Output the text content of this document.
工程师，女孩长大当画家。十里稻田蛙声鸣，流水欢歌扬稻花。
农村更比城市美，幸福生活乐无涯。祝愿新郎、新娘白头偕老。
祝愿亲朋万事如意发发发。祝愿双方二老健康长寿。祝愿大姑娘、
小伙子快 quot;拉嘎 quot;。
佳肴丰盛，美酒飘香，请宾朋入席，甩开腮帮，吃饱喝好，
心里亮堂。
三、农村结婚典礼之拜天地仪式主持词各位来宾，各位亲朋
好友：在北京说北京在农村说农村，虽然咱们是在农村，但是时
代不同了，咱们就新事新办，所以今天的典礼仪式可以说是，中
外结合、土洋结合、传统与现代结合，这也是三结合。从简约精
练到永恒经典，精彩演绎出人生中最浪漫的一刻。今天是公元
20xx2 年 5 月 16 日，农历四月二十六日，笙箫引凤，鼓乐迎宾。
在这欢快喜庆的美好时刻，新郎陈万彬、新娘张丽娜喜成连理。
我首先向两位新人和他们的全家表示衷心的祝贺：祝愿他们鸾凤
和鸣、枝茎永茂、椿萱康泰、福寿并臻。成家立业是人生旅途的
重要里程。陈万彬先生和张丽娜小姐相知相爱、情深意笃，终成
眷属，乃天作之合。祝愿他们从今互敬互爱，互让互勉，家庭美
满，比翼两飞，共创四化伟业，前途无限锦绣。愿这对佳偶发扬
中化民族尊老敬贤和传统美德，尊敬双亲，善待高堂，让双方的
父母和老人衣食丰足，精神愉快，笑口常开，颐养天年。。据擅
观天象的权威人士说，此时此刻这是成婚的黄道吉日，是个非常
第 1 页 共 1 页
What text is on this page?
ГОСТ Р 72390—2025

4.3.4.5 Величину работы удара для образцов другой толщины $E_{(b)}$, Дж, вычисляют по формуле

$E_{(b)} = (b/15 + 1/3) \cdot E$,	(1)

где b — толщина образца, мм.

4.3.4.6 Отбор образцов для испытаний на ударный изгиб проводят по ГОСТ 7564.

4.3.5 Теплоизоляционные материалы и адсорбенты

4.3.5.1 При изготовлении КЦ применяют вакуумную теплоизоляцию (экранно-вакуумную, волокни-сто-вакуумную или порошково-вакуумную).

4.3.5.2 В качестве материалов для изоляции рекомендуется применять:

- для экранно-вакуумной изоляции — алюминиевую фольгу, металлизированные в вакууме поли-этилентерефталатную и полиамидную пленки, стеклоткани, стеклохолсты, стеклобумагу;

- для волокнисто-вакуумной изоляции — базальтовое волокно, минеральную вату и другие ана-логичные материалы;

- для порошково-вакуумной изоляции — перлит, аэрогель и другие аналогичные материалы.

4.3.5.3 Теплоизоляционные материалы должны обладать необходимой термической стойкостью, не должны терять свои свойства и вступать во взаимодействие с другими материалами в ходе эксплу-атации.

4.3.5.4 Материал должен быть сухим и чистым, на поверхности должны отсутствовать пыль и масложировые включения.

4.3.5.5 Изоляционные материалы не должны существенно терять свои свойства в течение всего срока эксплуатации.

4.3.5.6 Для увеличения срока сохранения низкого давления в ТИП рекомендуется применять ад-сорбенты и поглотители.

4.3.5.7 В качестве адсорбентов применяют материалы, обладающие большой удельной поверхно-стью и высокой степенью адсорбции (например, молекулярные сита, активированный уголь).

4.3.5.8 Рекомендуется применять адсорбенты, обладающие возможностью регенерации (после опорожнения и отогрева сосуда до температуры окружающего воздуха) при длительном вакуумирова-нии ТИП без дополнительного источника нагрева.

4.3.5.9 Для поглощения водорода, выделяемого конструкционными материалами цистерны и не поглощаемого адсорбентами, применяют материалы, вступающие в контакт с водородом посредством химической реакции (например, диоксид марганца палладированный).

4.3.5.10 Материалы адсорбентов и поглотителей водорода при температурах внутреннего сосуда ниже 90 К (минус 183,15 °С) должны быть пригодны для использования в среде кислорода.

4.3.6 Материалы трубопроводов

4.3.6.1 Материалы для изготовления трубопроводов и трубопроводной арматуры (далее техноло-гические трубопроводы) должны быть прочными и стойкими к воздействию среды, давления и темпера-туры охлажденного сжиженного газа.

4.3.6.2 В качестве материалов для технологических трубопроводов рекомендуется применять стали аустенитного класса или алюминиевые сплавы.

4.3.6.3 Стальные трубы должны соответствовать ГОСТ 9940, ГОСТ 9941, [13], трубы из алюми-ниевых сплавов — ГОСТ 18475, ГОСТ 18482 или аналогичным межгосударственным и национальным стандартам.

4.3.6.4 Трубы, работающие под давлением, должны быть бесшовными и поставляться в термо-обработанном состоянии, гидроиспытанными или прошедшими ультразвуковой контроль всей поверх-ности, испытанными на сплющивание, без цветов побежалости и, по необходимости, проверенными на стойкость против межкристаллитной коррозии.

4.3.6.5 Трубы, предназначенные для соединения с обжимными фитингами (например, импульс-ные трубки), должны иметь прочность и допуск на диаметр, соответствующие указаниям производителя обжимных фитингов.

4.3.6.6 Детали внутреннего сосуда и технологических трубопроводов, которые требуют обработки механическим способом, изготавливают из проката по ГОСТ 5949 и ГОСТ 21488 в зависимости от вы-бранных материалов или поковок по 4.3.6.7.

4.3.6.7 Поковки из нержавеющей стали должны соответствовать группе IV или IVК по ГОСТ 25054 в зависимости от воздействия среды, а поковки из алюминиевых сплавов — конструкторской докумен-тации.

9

================================

WHAT THE TASK ASKS: Pull out all lines containing the word "водорода" from the entries above.

SOLUTION TO THE EXERCISE:
4.3.5.9 Для поглощения водорода, выделяемого конструкционными материалами цистерны и не поглощаемого адсорбентами, применяют материалы, вступающие в контакт с водородом посредством химической реакции (например, диоксид марганца палладированный).
4.3.5.10 Материалы адсорбентов и поглотителей водорода при температурах внутреннего сосуда ниже 90 К (минус 183,15 °С) должны быть пригодны для использования в среде кислорода.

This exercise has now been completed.